— What is being asked —
Omit the pictures, then reproduce every remaining record exactly.

(Entries from a dataset)
>>>>
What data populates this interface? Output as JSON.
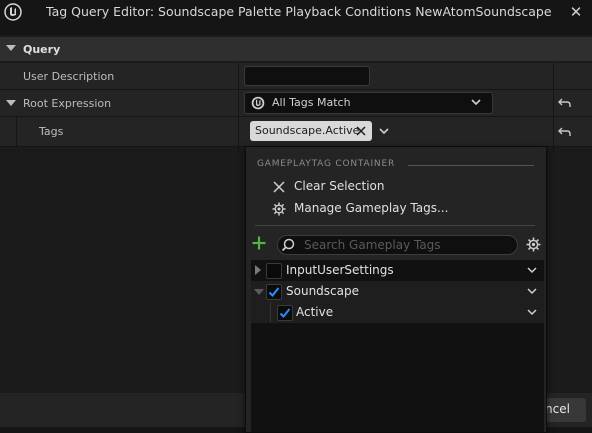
{
  "window": {
    "title": "Tag Query Editor: Soundscape Palette Playback Conditions NewAtomSoundscapePalette",
    "close_icon": "close-icon"
  },
  "query": {
    "section_label": "Query",
    "user_description_label": "User Description",
    "user_description_value": "",
    "root_expression_label": "Root Expression",
    "root_expression_value": "All Tags Match",
    "tags_label": "Tags",
    "tag_chip": "Soundscape.Active"
  },
  "dropdown": {
    "heading": "GAMEPLAYTAG CONTAINER",
    "clear_selection": "Clear Selection",
    "manage_tags": "Manage Gameplay Tags...",
    "search_placeholder": "Search Gameplay Tags",
    "tree": [
      {
        "label": "InputUserSettings",
        "checked": false,
        "expanded": false,
        "depth": 0
      },
      {
        "label": "Soundscape",
        "checked": true,
        "expanded": true,
        "depth": 0
      },
      {
        "label": "Active",
        "checked": true,
        "expanded": false,
        "depth": 1
      }
    ]
  },
  "footer": {
    "cancel_visible": "ncel"
  },
  "colors": {
    "accent_check": "#2a8cff",
    "add_green": "#4cbb3a",
    "panel_bg": "#242424"
  }
}
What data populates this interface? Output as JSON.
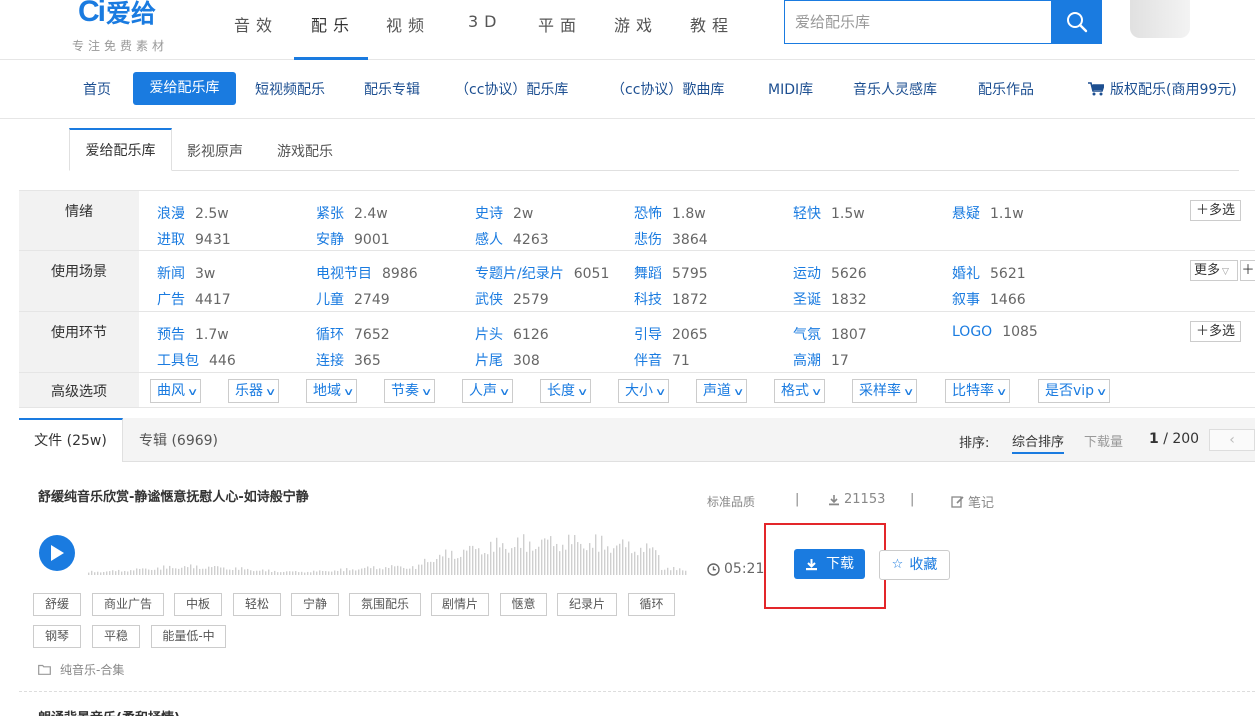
{
  "header": {
    "logo_mark": "Ci",
    "logo_text": "爱给",
    "slogan": "专注免费素材",
    "nav": [
      "音效",
      "配乐",
      "视频",
      "3D",
      "平面",
      "游戏",
      "教程"
    ],
    "active_nav": "配乐",
    "search_placeholder": "爱给配乐库"
  },
  "subnav": {
    "items": [
      "首页",
      "爱给配乐库",
      "短视频配乐",
      "配乐专辑",
      "（cc协议）配乐库",
      "（cc协议）歌曲库",
      "MIDI库",
      "音乐人灵感库",
      "配乐作品",
      "版权配乐(商用99元)"
    ],
    "active": "爱给配乐库"
  },
  "tabs": [
    "爱给配乐库",
    "影视原声",
    "游戏配乐"
  ],
  "filters": {
    "mood": {
      "label": "情绪",
      "items": [
        {
          "k": "浪漫",
          "v": "2.5w"
        },
        {
          "k": "紧张",
          "v": "2.4w"
        },
        {
          "k": "史诗",
          "v": "2w"
        },
        {
          "k": "恐怖",
          "v": "1.8w"
        },
        {
          "k": "轻快",
          "v": "1.5w"
        },
        {
          "k": "悬疑",
          "v": "1.1w"
        },
        {
          "k": "进取",
          "v": "9431"
        },
        {
          "k": "安静",
          "v": "9001"
        },
        {
          "k": "感人",
          "v": "4263"
        },
        {
          "k": "悲伤",
          "v": "3864"
        }
      ],
      "button": "多选"
    },
    "scene": {
      "label": "使用场景",
      "items": [
        {
          "k": "新闻",
          "v": "3w"
        },
        {
          "k": "电视节目",
          "v": "8986"
        },
        {
          "k": "专题片/纪录片",
          "v": "6051"
        },
        {
          "k": "舞蹈",
          "v": "5795"
        },
        {
          "k": "运动",
          "v": "5626"
        },
        {
          "k": "婚礼",
          "v": "5621"
        },
        {
          "k": "广告",
          "v": "4417"
        },
        {
          "k": "儿童",
          "v": "2749"
        },
        {
          "k": "武侠",
          "v": "2579"
        },
        {
          "k": "科技",
          "v": "1872"
        },
        {
          "k": "圣诞",
          "v": "1832"
        },
        {
          "k": "叙事",
          "v": "1466"
        }
      ],
      "button": "更多"
    },
    "segment": {
      "label": "使用环节",
      "items": [
        {
          "k": "预告",
          "v": "1.7w"
        },
        {
          "k": "循环",
          "v": "7652"
        },
        {
          "k": "片头",
          "v": "6126"
        },
        {
          "k": "引导",
          "v": "2065"
        },
        {
          "k": "气氛",
          "v": "1807"
        },
        {
          "k": "LOGO",
          "v": "1085"
        },
        {
          "k": "工具包",
          "v": "446"
        },
        {
          "k": "连接",
          "v": "365"
        },
        {
          "k": "片尾",
          "v": "308"
        },
        {
          "k": "伴音",
          "v": "71"
        },
        {
          "k": "高潮",
          "v": "17"
        }
      ],
      "button": "多选"
    },
    "advanced": {
      "label": "高级选项",
      "dropdowns": [
        "曲风",
        "乐器",
        "地域",
        "节奏",
        "人声",
        "长度",
        "大小",
        "声道",
        "格式",
        "采样率",
        "比特率",
        "是否vip"
      ]
    }
  },
  "list": {
    "tab_files": "文件 (25w)",
    "tab_albums": "专辑 (6969)",
    "sort_label": "排序:",
    "sort_active": "综合排序",
    "sort_other": "下载量",
    "page_current": "1",
    "page_total": "/ 200"
  },
  "track": {
    "title": "舒缓纯音乐欣赏-静谧惬意抚慰人心-如诗般宁静",
    "quality": "标准品质",
    "sep": "|",
    "downloads": "21153",
    "note": "笔记",
    "duration": "05:21",
    "download_label": "下载",
    "favorite_label": "收藏",
    "tags": [
      "舒缓",
      "商业广告",
      "中板",
      "轻松",
      "宁静",
      "氛围配乐",
      "剧情片",
      "惬意",
      "纪录片",
      "循环",
      "钢琴",
      "平稳",
      "能量低-中"
    ],
    "folder": "纯音乐-合集"
  },
  "next_track_title": "朗诵背景音乐(柔和抒情)",
  "colors": {
    "accent": "#1a7be0",
    "highlight_box": "#e3262a"
  }
}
<<<<
— In response —
What data populates this interface? Output as JSON.
{
  "window": {
    "title": "Tag Query Editor: Soundscape Palette Playback Conditions NewAtomSoundscapePalette",
    "close_icon": "close-icon"
  },
  "query": {
    "section_label": "Query",
    "user_description_label": "User Description",
    "user_description_value": "",
    "root_expression_label": "Root Expression",
    "root_expression_value": "All Tags Match",
    "tags_label": "Tags",
    "tag_chip": "Soundscape.Active"
  },
  "dropdown": {
    "heading": "GAMEPLAYTAG CONTAINER",
    "clear_selection": "Clear Selection",
    "manage_tags": "Manage Gameplay Tags...",
    "search_placeholder": "Search Gameplay Tags",
    "tree": [
      {
        "label": "InputUserSettings",
        "checked": false,
        "expanded": false,
        "depth": 0
      },
      {
        "label": "Soundscape",
        "checked": true,
        "expanded": true,
        "depth": 0
      },
      {
        "label": "Active",
        "checked": true,
        "expanded": false,
        "depth": 1
      }
    ]
  },
  "footer": {
    "cancel_visible": "ncel"
  },
  "colors": {
    "accent_check": "#2a8cff",
    "add_green": "#4cbb3a",
    "panel_bg": "#242424"
  }
}
What data populates this interface? Output as JSON.
{
  "header": {
    "logo_mark": "Ci",
    "logo_text": "爱给",
    "slogan": "专注免费素材",
    "nav": [
      "音效",
      "配乐",
      "视频",
      "3D",
      "平面",
      "游戏",
      "教程"
    ],
    "active_nav": "配乐",
    "search_placeholder": "爱给配乐库"
  },
  "subnav": {
    "items": [
      "首页",
      "爱给配乐库",
      "短视频配乐",
      "配乐专辑",
      "（cc协议）配乐库",
      "（cc协议）歌曲库",
      "MIDI库",
      "音乐人灵感库",
      "配乐作品",
      "版权配乐(商用99元)"
    ],
    "active": "爱给配乐库"
  },
  "tabs": [
    "爱给配乐库",
    "影视原声",
    "游戏配乐"
  ],
  "filters": {
    "mood": {
      "label": "情绪",
      "items": [
        {
          "k": "浪漫",
          "v": "2.5w"
        },
        {
          "k": "紧张",
          "v": "2.4w"
        },
        {
          "k": "史诗",
          "v": "2w"
        },
        {
          "k": "恐怖",
          "v": "1.8w"
        },
        {
          "k": "轻快",
          "v": "1.5w"
        },
        {
          "k": "悬疑",
          "v": "1.1w"
        },
        {
          "k": "进取",
          "v": "9431"
        },
        {
          "k": "安静",
          "v": "9001"
        },
        {
          "k": "感人",
          "v": "4263"
        },
        {
          "k": "悲伤",
          "v": "3864"
        }
      ],
      "button": "多选"
    },
    "scene": {
      "label": "使用场景",
      "items": [
        {
          "k": "新闻",
          "v": "3w"
        },
        {
          "k": "电视节目",
          "v": "8986"
        },
        {
          "k": "专题片/纪录片",
          "v": "6051"
        },
        {
          "k": "舞蹈",
          "v": "5795"
        },
        {
          "k": "运动",
          "v": "5626"
        },
        {
          "k": "婚礼",
          "v": "5621"
        },
        {
          "k": "广告",
          "v": "4417"
        },
        {
          "k": "儿童",
          "v": "2749"
        },
        {
          "k": "武侠",
          "v": "2579"
        },
        {
          "k": "科技",
          "v": "1872"
        },
        {
          "k": "圣诞",
          "v": "1832"
        },
        {
          "k": "叙事",
          "v": "1466"
        }
      ],
      "button": "更多"
    },
    "segment": {
      "label": "使用环节",
      "items": [
        {
          "k": "预告",
          "v": "1.7w"
        },
        {
          "k": "循环",
          "v": "7652"
        },
        {
          "k": "片头",
          "v": "6126"
        },
        {
          "k": "引导",
          "v": "2065"
        },
        {
          "k": "气氛",
          "v": "1807"
        },
        {
          "k": "LOGO",
          "v": "1085"
        },
        {
          "k": "工具包",
          "v": "446"
        },
        {
          "k": "连接",
          "v": "365"
        },
        {
          "k": "片尾",
          "v": "308"
        },
        {
          "k": "伴音",
          "v": "71"
        },
        {
          "k": "高潮",
          "v": "17"
        }
      ],
      "button": "多选"
    },
    "advanced": {
      "label": "高级选项",
      "dropdowns": [
        "曲风",
        "乐器",
        "地域",
        "节奏",
        "人声",
        "长度",
        "大小",
        "声道",
        "格式",
        "采样率",
        "比特率",
        "是否vip"
      ]
    }
  },
  "list": {
    "tab_files": "文件 (25w)",
    "tab_albums": "专辑 (6969)",
    "sort_label": "排序:",
    "sort_active": "综合排序",
    "sort_other": "下载量",
    "page_current": "1",
    "page_total": "/ 200"
  },
  "track": {
    "title": "舒缓纯音乐欣赏-静谧惬意抚慰人心-如诗般宁静",
    "quality": "标准品质",
    "sep": "|",
    "downloads": "21153",
    "note": "笔记",
    "duration": "05:21",
    "download_label": "下载",
    "favorite_label": "收藏",
    "tags": [
      "舒缓",
      "商业广告",
      "中板",
      "轻松",
      "宁静",
      "氛围配乐",
      "剧情片",
      "惬意",
      "纪录片",
      "循环",
      "钢琴",
      "平稳",
      "能量低-中"
    ],
    "folder": "纯音乐-合集"
  },
  "next_track_title": "朗诵背景音乐(柔和抒情)",
  "colors": {
    "accent": "#1a7be0",
    "highlight_box": "#e3262a"
  }
}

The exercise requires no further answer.